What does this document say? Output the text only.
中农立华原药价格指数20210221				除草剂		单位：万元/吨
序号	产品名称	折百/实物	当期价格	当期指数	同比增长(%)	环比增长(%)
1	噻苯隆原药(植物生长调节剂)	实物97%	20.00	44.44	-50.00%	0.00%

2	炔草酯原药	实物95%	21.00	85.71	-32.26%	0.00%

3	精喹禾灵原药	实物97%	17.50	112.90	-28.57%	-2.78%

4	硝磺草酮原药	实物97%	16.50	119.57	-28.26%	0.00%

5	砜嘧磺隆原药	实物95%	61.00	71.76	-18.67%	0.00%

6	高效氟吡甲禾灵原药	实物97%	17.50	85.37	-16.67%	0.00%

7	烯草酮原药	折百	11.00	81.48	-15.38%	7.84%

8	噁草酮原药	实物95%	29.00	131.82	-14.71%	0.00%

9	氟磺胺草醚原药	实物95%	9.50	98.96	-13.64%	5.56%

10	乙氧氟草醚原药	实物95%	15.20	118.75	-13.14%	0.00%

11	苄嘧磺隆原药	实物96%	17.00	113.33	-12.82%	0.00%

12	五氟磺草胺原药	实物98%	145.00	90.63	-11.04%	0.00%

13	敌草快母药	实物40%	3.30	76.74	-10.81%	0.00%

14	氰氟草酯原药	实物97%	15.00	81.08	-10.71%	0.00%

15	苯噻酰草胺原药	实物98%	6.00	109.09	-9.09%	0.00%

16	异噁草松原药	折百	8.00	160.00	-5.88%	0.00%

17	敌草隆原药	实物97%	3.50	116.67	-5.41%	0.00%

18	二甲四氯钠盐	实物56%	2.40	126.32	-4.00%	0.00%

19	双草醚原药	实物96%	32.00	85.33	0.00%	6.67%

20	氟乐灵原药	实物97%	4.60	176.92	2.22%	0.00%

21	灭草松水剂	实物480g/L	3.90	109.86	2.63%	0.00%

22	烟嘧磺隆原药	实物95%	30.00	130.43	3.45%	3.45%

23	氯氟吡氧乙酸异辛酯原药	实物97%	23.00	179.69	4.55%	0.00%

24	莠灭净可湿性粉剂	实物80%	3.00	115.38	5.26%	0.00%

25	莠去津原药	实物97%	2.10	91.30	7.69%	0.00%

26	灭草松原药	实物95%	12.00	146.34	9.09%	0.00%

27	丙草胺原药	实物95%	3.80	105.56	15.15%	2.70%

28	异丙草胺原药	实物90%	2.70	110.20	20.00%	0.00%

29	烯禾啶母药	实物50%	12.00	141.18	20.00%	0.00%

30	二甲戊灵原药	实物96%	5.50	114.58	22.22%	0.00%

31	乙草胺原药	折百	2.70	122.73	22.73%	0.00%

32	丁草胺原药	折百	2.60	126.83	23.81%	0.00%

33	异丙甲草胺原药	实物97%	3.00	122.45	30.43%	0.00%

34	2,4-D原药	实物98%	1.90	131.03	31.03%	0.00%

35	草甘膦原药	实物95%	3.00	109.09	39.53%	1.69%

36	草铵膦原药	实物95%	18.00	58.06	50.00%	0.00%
━━━━━━━━━━━━━━━━
### [Task objective]
Print out the whole listing exactly as it appears.

### [Answer to the exercise]
What does this document say? Output the text only.
中农立华原药价格指数20210221				除草剂		单位：万元/吨
序号	产品名称	折百/实物	当期价格	当期指数	同比增长(%)	环比增长(%)
1	噻苯隆原药(植物生长调节剂)	实物97%	20.00	44.44	-50.00%	0.00%

2	炔草酯原药	实物95%	21.00	85.71	-32.26%	0.00%

3	精喹禾灵原药	实物97%	17.50	112.90	-28.57%	-2.78%

4	硝磺草酮原药	实物97%	16.50	119.57	-28.26%	0.00%

5	砜嘧磺隆原药	实物95%	61.00	71.76	-18.67%	0.00%

6	高效氟吡甲禾灵原药	实物97%	17.50	85.37	-16.67%	0.00%

7	烯草酮原药	折百	11.00	81.48	-15.38%	7.84%

8	噁草酮原药	实物95%	29.00	131.82	-14.71%	0.00%

9	氟磺胺草醚原药	实物95%	9.50	98.96	-13.64%	5.56%

10	乙氧氟草醚原药	实物95%	15.20	118.75	-13.14%	0.00%

11	苄嘧磺隆原药	实物96%	17.00	113.33	-12.82%	0.00%

12	五氟磺草胺原药	实物98%	145.00	90.63	-11.04%	0.00%

13	敌草快母药	实物40%	3.30	76.74	-10.81%	0.00%

14	氰氟草酯原药	实物97%	15.00	81.08	-10.71%	0.00%

15	苯噻酰草胺原药	实物98%	6.00	109.09	-9.09%	0.00%

16	异噁草松原药	折百	8.00	160.00	-5.88%	0.00%

17	敌草隆原药	实物97%	3.50	116.67	-5.41%	0.00%

18	二甲四氯钠盐	实物56%	2.40	126.32	-4.00%	0.00%

19	双草醚原药	实物96%	32.00	85.33	0.00%	6.67%

20	氟乐灵原药	实物97%	4.60	176.92	2.22%	0.00%

21	灭草松水剂	实物480g/L	3.90	109.86	2.63%	0.00%

22	烟嘧磺隆原药	实物95%	30.00	130.43	3.45%	3.45%

23	氯氟吡氧乙酸异辛酯原药	实物97%	23.00	179.69	4.55%	0.00%

24	莠灭净可湿性粉剂	实物80%	3.00	115.38	5.26%	0.00%

25	莠去津原药	实物97%	2.10	91.30	7.69%	0.00%

26	灭草松原药	实物95%	12.00	146.34	9.09%	0.00%

27	丙草胺原药	实物95%	3.80	105.56	15.15%	2.70%

28	异丙草胺原药	实物90%	2.70	110.20	20.00%	0.00%

29	烯禾啶母药	实物50%	12.00	141.18	20.00%	0.00%

30	二甲戊灵原药	实物96%	5.50	114.58	22.22%	0.00%

31	乙草胺原药	折百	2.70	122.73	22.73%	0.00%

32	丁草胺原药	折百	2.60	126.83	23.81%	0.00%

33	异丙甲草胺原药	实物97%	3.00	122.45	30.43%	0.00%

34	2,4-D原药	实物98%	1.90	131.03	31.03%	0.00%

35	草甘膦原药	实物95%	3.00	109.09	39.53%	1.69%

36	草铵膦原药	实物95%	18.00	58.06	50.00%	0.00%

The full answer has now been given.